Given exercise —
Copy out each line of the listing that has the word "name" in it.
- - - -
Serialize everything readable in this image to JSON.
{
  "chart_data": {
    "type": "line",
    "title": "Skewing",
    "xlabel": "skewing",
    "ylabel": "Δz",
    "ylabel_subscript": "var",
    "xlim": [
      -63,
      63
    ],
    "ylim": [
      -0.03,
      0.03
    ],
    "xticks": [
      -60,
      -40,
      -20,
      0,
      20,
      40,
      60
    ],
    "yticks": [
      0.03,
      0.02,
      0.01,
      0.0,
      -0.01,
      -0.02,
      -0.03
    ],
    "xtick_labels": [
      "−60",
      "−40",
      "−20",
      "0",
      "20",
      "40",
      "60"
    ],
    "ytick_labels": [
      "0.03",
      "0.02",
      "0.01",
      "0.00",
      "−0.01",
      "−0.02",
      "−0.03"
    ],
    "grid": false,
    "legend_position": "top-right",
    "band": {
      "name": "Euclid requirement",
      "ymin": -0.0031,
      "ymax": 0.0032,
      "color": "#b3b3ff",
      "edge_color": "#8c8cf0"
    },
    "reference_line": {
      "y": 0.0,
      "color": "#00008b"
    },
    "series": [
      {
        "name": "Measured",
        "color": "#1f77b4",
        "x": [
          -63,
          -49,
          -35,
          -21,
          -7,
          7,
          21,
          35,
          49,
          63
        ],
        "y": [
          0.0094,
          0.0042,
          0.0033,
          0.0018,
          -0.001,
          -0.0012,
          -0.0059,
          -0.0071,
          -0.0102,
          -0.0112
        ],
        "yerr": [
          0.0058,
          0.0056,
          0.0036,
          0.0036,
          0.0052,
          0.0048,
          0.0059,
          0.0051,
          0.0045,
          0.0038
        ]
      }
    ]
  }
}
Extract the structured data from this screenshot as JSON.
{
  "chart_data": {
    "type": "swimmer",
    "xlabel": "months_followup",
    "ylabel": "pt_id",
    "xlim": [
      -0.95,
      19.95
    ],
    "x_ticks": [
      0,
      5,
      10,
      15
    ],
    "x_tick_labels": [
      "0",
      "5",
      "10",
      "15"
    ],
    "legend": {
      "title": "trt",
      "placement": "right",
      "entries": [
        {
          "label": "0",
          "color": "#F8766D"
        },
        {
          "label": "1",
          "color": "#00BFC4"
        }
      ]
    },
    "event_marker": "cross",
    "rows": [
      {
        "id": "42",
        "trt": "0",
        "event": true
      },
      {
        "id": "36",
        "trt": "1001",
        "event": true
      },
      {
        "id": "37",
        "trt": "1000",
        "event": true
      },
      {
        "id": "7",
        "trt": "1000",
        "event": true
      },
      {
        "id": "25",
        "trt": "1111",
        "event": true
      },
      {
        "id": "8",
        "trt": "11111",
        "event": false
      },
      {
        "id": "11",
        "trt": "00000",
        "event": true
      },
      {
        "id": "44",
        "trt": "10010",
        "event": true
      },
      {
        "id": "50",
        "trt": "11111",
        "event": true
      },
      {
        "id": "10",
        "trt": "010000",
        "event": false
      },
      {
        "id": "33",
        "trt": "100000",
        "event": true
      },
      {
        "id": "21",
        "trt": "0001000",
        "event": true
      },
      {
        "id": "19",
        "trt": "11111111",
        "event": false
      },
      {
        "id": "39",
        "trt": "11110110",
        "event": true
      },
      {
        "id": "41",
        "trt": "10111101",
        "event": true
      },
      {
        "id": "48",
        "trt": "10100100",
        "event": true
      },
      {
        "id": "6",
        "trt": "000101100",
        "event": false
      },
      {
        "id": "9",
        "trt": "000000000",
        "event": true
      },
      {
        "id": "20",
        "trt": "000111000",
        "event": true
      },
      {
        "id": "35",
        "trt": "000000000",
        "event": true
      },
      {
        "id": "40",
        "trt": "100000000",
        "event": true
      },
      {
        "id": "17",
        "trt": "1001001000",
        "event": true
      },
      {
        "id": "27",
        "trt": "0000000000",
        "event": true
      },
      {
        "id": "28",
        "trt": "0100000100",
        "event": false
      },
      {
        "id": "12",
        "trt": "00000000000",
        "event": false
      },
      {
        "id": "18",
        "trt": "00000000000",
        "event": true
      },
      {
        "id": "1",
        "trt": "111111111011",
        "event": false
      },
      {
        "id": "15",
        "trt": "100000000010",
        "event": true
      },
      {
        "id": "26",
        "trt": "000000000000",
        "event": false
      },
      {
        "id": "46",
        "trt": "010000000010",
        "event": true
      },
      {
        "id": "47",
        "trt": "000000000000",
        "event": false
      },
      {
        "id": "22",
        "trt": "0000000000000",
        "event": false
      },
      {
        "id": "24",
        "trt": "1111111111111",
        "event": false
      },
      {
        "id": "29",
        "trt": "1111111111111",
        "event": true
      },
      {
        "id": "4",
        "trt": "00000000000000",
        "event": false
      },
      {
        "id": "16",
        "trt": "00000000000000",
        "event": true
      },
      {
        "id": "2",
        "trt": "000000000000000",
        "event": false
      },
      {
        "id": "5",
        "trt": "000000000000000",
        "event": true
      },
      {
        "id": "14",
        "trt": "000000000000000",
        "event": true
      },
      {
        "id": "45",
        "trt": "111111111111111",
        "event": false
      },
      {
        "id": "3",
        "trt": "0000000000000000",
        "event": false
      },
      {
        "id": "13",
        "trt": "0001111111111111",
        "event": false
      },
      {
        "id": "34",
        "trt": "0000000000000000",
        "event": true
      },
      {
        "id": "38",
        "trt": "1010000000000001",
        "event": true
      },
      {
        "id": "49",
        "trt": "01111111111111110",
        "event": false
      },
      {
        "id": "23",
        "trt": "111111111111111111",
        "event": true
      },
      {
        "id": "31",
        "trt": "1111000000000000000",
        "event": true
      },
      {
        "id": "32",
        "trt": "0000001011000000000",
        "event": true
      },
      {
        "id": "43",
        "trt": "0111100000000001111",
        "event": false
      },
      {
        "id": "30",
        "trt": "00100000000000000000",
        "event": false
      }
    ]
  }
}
- - - -
Exercise solution —
      "name": "Euclid requirement",
        "name": "Measured",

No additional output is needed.